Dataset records

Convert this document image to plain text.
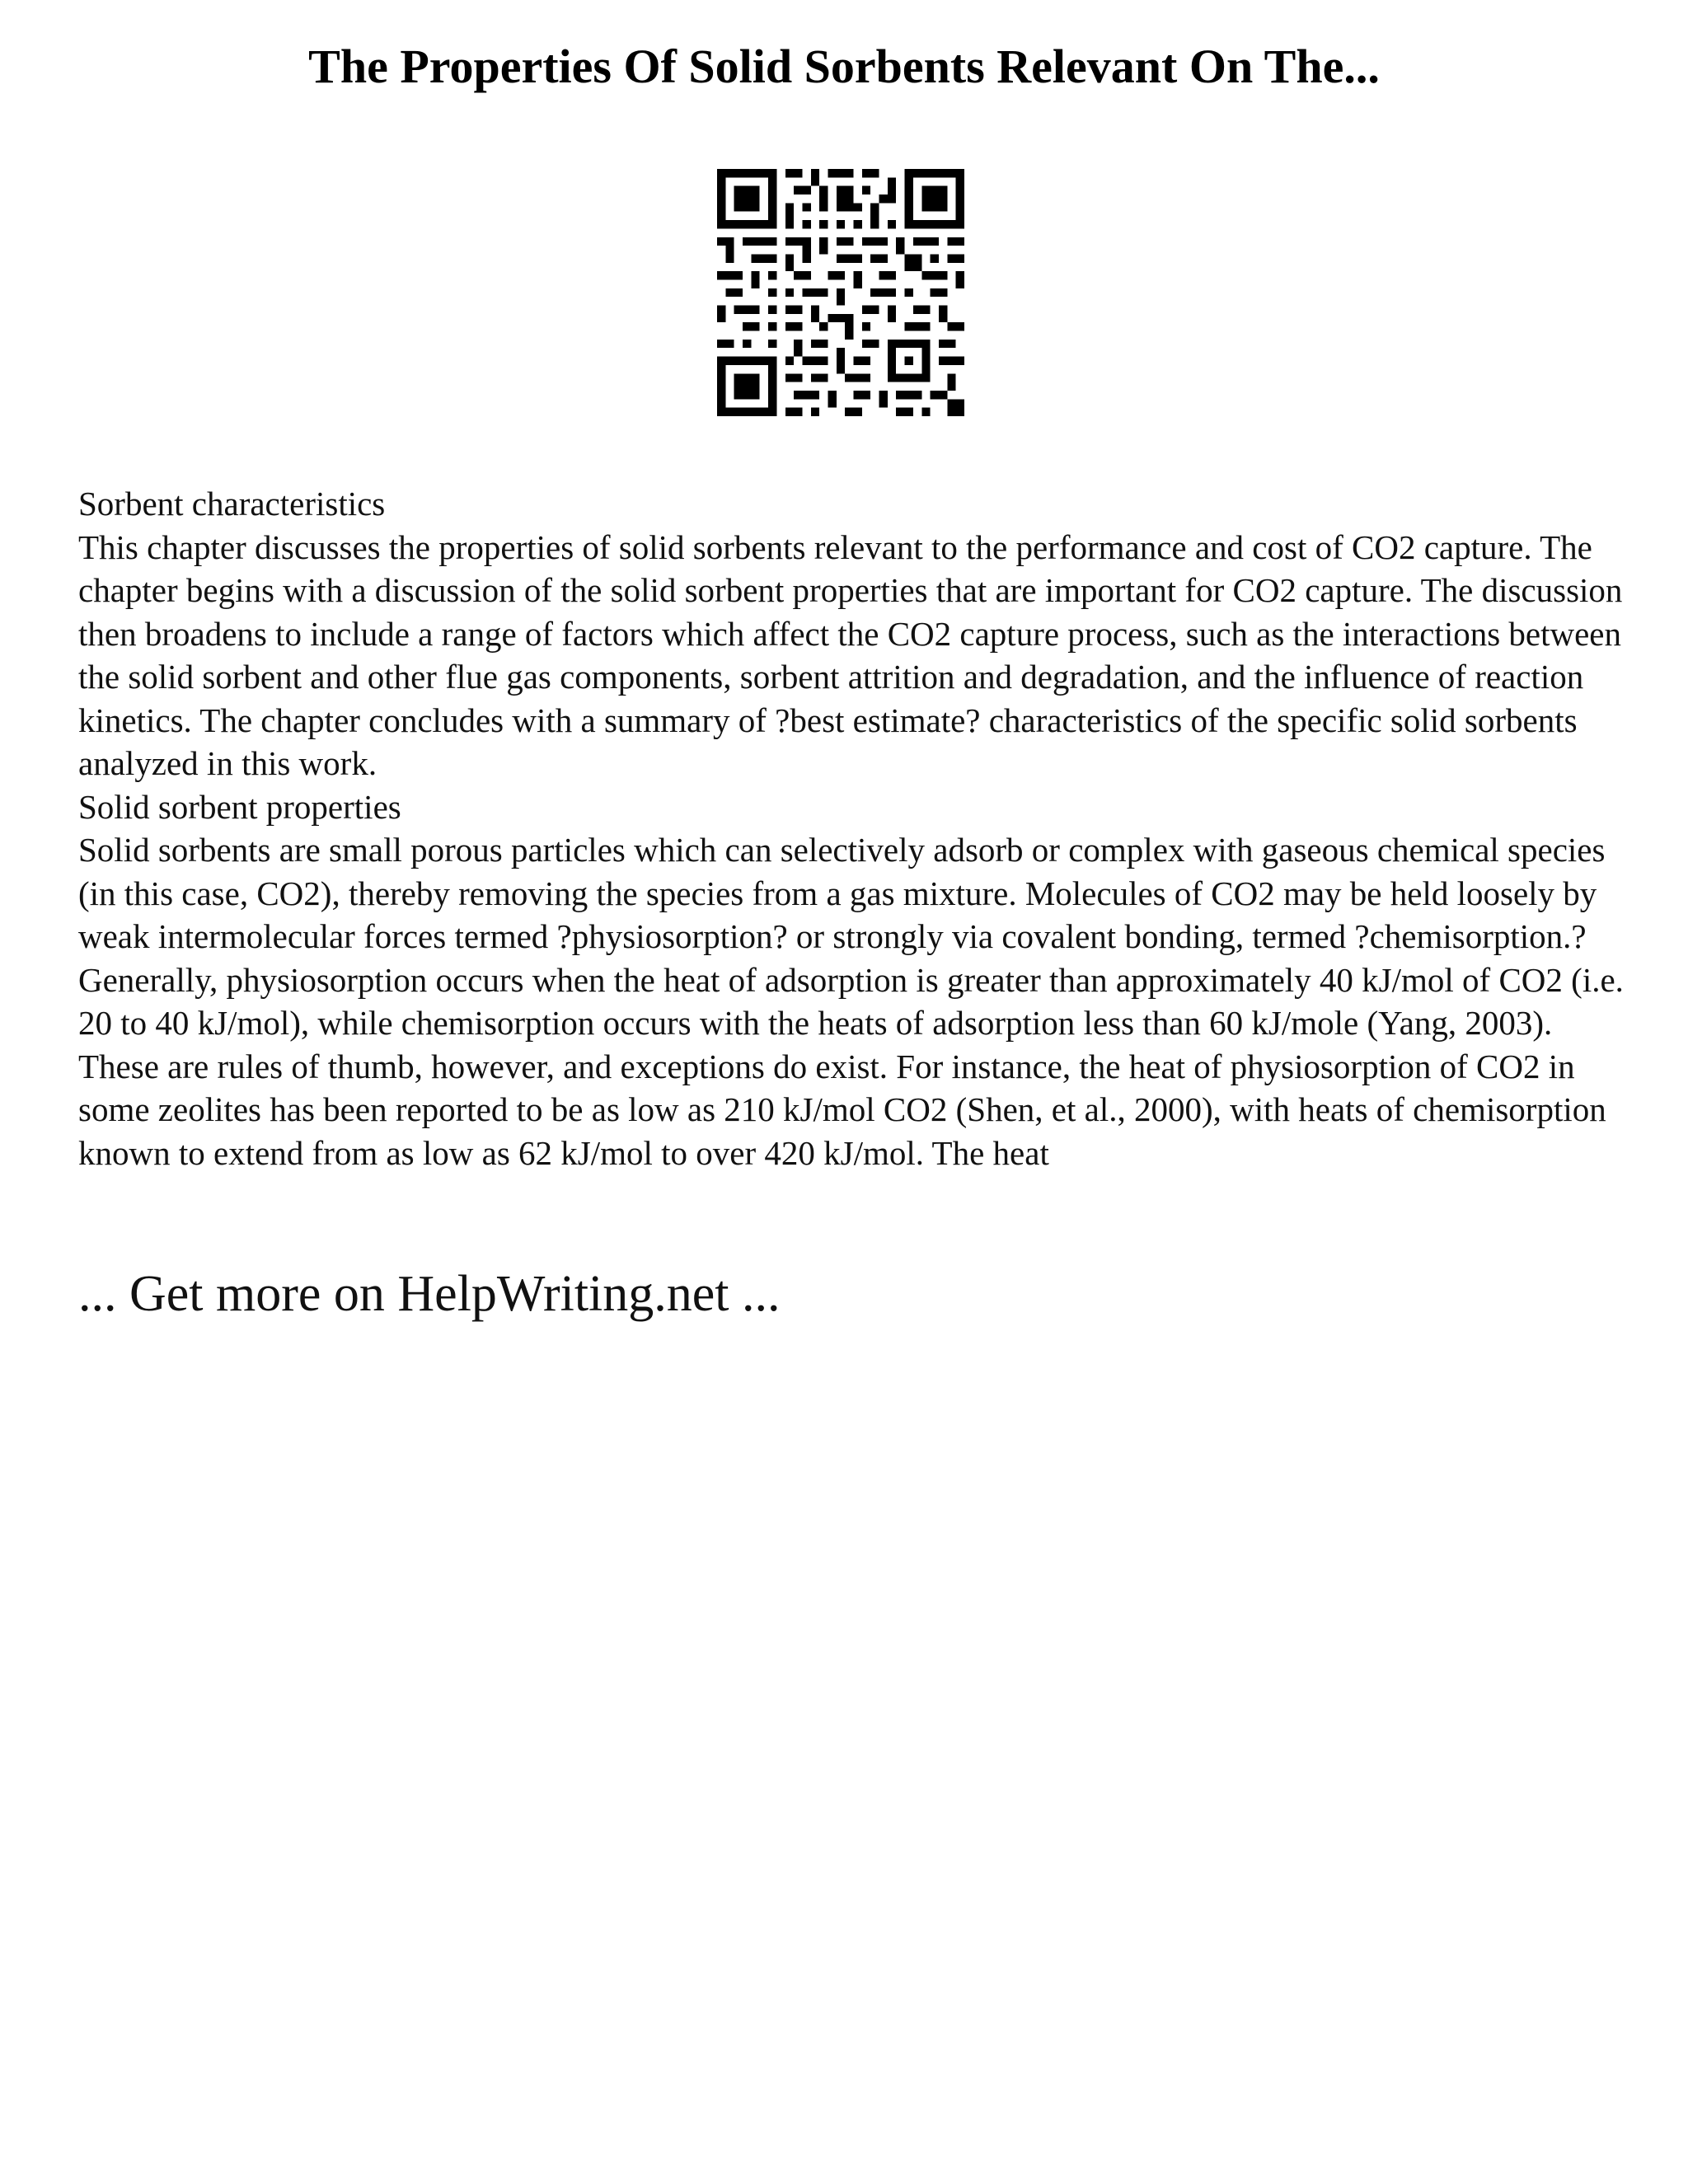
The Properties Of Solid Sorbents Relevant On The...

Sorbent characteristics

This chapter discusses the properties of solid sorbents relevant to the performance and cost of CO2 capture. The chapter begins with a discussion of the solid sorbent properties that are important for CO2 capture. The discussion then broadens to include a range of factors which affect the CO2 capture process, such as the interactions between the solid sorbent and other flue gas components, sorbent attrition and degradation, and the influence of reaction kinetics. The chapter concludes with a summary of ?best estimate? characteristics of the specific solid sorbents analyzed in this work.

Solid sorbent properties

Solid sorbents are small porous particles which can selectively adsorb or complex with gaseous chemical species (in this case, CO2), thereby removing the species from a gas mixture. Molecules of CO2 may be held loosely by weak intermolecular forces termed ?physiosorption? or strongly via covalent bonding, termed ?chemisorption.? Generally, physiosorption occurs when the heat of adsorption is greater than approximately 40 kJ/mol of CO2 (i.e. 20 to 40 kJ/mol), while chemisorption occurs with the heats of adsorption less than 60 kJ/mole (Yang, 2003). These are rules of thumb, however, and exceptions do exist. For instance, the heat of physiosorption of CO2 in some zeolites has been reported to be as low as 210 kJ/mol CO2 (Shen, et al., 2000), with heats of chemisorption known to extend from as low as 62 kJ/mol to over 420 kJ/mol. The heat

... Get more on HelpWriting.net ...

Aim: Keep only those lines of the records that hold "characteristics", and return them.

Task result:
Sorbent characteristics
This chapter discusses the properties of solid sorbents relevant to the performance and cost of CO2 capture. The chapter begins with a discussion of the solid sorbent properties that are important for CO2 capture. The discussion then broadens to include a range of factors which affect the CO2 capture process, such as the interactions between the solid sorbent and other flue gas components, sorbent attrition and degradation, and the influence of reaction kinetics. The chapter concludes with a summary of ?best estimate? characteristics of the specific solid sorbents analyzed in this work.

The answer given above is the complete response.